▶ **PROMPT**: Spot every line with the word "handshake" and return it.

..............................

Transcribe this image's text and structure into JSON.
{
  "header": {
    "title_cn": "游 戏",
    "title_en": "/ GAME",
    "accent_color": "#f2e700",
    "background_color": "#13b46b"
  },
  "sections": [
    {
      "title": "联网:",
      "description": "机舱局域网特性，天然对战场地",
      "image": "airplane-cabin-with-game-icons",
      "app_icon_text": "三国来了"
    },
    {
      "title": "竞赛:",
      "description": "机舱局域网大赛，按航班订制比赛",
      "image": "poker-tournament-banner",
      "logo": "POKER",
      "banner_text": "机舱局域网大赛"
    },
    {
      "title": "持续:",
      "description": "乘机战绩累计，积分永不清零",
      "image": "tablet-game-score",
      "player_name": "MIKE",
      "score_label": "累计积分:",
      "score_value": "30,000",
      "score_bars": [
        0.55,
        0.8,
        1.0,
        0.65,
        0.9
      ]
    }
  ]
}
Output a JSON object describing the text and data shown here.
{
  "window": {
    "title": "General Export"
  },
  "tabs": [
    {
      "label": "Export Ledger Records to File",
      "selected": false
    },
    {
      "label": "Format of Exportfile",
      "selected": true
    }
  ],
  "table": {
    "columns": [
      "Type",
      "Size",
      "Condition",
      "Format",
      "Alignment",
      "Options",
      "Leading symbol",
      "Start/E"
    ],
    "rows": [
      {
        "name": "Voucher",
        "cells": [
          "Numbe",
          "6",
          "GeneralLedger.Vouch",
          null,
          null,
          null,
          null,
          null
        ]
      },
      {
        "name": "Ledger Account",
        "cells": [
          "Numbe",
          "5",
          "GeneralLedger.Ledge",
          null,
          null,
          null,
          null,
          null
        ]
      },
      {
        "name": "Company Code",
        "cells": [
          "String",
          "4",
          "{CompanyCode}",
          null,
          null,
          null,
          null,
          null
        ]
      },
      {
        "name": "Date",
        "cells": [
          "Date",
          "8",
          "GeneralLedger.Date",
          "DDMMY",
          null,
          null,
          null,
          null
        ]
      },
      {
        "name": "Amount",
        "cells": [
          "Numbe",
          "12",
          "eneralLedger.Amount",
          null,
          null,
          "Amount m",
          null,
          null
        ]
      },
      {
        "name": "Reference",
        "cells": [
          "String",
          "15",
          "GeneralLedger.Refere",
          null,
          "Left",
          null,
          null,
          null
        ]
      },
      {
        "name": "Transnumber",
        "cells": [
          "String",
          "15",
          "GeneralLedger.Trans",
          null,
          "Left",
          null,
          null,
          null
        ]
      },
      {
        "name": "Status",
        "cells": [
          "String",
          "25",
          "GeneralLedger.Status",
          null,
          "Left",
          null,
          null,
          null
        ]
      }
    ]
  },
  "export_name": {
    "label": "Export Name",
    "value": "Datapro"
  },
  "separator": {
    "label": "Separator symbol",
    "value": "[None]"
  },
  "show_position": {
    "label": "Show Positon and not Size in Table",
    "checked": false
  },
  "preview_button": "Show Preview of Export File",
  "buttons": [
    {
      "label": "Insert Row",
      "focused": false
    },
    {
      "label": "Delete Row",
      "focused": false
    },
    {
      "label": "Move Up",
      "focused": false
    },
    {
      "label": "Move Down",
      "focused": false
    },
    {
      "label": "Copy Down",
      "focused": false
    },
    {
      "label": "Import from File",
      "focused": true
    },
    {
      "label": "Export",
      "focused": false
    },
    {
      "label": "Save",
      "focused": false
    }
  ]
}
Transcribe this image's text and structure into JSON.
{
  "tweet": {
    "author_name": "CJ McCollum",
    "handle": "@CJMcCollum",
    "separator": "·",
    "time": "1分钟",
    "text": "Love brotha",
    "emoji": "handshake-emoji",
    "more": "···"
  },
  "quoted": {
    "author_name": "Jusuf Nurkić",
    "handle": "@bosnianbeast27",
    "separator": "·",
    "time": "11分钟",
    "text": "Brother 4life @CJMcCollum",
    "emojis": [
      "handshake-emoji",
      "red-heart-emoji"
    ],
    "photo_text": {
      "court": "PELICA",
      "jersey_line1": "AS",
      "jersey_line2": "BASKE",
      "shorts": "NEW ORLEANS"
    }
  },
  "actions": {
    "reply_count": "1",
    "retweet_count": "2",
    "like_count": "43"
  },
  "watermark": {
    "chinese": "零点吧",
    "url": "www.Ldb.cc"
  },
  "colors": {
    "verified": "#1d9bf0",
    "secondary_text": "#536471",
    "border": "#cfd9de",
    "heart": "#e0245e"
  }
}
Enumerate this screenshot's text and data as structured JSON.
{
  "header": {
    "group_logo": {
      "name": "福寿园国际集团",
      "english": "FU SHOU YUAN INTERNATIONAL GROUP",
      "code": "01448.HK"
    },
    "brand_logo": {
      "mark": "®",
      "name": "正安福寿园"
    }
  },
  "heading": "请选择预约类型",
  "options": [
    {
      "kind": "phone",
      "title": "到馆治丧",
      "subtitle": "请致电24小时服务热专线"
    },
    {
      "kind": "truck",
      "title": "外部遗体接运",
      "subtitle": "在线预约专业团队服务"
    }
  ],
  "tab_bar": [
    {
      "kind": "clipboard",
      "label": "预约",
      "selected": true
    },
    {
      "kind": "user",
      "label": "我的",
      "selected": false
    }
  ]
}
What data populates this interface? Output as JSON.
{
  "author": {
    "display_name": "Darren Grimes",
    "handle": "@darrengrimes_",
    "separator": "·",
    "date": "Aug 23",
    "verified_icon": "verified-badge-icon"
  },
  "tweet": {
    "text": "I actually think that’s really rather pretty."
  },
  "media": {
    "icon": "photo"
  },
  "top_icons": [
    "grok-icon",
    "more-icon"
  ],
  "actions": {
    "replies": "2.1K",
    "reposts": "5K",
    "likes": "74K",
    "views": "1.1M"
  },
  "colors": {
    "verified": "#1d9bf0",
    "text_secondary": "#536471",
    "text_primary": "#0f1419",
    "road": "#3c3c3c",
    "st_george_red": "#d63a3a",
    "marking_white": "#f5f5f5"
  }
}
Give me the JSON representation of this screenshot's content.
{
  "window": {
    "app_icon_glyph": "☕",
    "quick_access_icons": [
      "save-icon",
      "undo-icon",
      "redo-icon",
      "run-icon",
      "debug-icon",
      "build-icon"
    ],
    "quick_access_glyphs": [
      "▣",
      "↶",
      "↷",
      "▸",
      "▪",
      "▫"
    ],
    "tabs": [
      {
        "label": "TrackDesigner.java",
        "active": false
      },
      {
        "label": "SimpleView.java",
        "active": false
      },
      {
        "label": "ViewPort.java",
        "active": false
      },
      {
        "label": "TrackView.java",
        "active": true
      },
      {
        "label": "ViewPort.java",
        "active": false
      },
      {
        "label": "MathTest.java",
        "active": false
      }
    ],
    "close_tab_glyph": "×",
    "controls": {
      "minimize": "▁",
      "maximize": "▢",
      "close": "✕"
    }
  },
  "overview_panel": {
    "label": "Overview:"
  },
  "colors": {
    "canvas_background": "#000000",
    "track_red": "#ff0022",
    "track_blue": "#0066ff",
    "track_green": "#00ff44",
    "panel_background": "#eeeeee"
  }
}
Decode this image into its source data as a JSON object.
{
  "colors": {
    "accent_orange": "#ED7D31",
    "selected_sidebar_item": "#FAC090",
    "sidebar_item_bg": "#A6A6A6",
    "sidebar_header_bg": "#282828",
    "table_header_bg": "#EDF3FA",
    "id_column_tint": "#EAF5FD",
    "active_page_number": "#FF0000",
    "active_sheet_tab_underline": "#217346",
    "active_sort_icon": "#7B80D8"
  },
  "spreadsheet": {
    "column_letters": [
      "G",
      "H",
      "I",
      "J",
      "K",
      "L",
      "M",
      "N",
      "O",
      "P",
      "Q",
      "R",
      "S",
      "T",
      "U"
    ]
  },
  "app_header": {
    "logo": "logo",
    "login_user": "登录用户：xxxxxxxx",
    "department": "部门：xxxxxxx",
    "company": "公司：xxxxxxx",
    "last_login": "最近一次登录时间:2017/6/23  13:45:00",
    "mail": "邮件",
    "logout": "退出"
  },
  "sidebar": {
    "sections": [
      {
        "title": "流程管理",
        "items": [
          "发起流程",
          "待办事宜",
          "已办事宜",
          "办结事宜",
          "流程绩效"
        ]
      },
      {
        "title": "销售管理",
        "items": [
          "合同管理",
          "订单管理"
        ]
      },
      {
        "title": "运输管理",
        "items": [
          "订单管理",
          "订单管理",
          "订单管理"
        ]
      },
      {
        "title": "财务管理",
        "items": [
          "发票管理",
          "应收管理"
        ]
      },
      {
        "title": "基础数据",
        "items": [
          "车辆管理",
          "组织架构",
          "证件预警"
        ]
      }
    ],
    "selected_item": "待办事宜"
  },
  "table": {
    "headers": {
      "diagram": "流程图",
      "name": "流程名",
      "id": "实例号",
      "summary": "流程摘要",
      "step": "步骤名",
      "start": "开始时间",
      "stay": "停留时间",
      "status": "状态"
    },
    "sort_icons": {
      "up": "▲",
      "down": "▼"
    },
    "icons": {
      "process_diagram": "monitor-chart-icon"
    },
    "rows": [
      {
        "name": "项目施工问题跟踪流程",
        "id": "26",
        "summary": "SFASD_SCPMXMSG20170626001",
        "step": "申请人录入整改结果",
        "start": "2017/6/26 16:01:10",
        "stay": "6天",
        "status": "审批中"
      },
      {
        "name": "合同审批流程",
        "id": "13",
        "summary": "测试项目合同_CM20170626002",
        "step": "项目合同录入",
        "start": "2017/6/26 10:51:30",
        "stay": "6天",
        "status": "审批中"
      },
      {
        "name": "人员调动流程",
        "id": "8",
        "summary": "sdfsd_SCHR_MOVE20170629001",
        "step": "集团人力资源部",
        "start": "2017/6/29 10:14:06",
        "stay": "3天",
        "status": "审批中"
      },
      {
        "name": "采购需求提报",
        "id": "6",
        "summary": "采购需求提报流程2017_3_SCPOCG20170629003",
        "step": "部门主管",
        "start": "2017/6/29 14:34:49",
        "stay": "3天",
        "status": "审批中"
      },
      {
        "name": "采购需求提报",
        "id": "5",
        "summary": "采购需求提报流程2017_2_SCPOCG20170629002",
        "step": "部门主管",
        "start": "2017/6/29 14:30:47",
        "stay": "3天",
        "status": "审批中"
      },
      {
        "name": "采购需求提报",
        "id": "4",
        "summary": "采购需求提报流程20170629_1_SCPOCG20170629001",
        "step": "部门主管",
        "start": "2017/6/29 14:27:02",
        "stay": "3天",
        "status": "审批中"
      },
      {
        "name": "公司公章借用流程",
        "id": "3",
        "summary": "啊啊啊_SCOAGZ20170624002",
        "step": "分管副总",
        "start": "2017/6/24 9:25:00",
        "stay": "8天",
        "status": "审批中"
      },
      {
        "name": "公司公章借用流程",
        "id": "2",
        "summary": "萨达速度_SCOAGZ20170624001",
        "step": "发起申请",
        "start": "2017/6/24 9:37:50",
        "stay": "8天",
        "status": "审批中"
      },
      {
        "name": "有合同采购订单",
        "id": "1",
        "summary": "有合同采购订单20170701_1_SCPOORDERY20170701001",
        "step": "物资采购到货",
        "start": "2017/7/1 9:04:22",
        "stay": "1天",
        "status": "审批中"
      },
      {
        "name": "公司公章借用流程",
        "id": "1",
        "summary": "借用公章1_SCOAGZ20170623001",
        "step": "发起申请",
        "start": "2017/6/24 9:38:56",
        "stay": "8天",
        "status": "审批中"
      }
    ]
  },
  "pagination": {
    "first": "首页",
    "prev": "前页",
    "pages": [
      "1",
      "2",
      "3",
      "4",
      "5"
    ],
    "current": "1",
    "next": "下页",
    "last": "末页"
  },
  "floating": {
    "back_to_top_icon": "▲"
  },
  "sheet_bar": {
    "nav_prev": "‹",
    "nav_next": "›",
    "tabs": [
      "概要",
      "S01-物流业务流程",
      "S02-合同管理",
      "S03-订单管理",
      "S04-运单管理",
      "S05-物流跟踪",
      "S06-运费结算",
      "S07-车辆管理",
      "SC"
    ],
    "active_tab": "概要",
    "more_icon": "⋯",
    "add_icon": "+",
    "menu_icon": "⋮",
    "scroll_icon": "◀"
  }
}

..............................

▶ **SOLVED EXERCISE**:
    "emoji": "handshake-emoji",
      "handshake-emoji",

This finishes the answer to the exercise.